** Consignes **
a. Dans la chronique sur le musée Leopold, quel est le titre de l'exposition d'art érotique ?
b. Relevez tous les genres de peinture mentionnés dans la chronique sur le musée Leopold.
c. Poursuivez la chronique sur le musée Leopold après sa dernière phrase.

** Texte à lire **
----
Une façon inédite d'aborder l'art à Vienne...

Tout nu et tout... cultivé !

< mardi 9 août 2005 >
Chronique

En matière de provocation estivale, gageons qu'il sera difficile de faire mieux que cette entrée gratuite offerte par le musée Leopold de Vienne à quiconque se présentera, pour parcourir l'exposition d'art érotique La Vérité nue, dans le plus simple appareil ! Il ne reste plus à espérer qu'au-delà des formules faciles le public ait réellement du talent, et que tous ces corps pommadés n'aient pas trop à rougir de la comparaison avec les huiles des expressionnistes autrichiens du début du vingtième siècle... À prier, aussi, pour que cette initiative ne se généralise pas : s'il est désormais indispensable de se dévêtir devant des nus, à quand l'obligation de porter un suroît pour contempler les marines ? D'arborer un air cruche devant les natures mortes ?
----
** Matériaux recueillis **
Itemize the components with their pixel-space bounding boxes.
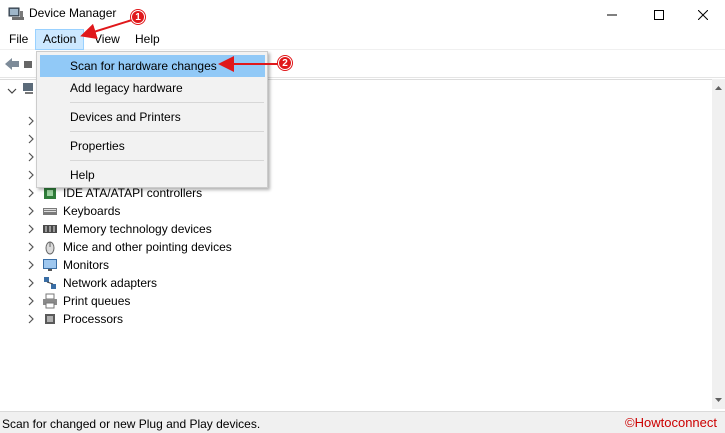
----
** Réponses **
a. La Vérité nue

b. les nus, les marines, les natures mortes

c.
À quelque chose, cela dit, coup médiatique est bon : cette exhortation à revisiter l'art... nûment (ou nuement) est pour nous l'occasion de gloser sur l'un des tableaux les plus consternants de l'école française : celui des adverbes en -ument ! La plupart d'entre eux portent l'accent circonflexe, qui — la variante nuement le souligne mieux que de longs discours — marque la disparition d'un e : assidûment, congrûment et incongrûment, continûment, crûment, dûment et indûment, goulûment. Est-il besoin de rappeler ici qu'en règle générale c'est au féminin de l'adjectif (sèchement, sottement, vivement) que vient s'ajouter le suffixe de l'adverbe ? Par tradition, drûment faisait partie de la précédente liste mais, outre le fait que le Grand Robert joue désormais les francs-tireurs en proposant drument sans accent (ou druement), celui-là a quasiment disparu de nos tablettes, avantageusement remplacé qu'il est, dans le langage de tous les jours, par l'adjectif dru. Certains ouvrages, comme le récent dictionnaire Larousse des Difficultés et pièges du français, ajoutent, dans un registre manifestement plus familier, fichûment. Les autres, ne nous demandez pas pourquoi, se sont débarrassés de l'accent circonflexe et l'on écrit sans aucun remords absolument, ambigument, éperdument, ingénument, prétendument, résolument... « Disparate qui complique inutilement l'orthographe », ont jugé les réformateurs de 1990, appelant, non sans raison sur ce point, à supprimer partout l'accent. À en juger par le peu d'écho que leur directive a rencontré dans les dictionnaires, il semble qu'ils se soient résolus, eux, à aller... se rhabiller !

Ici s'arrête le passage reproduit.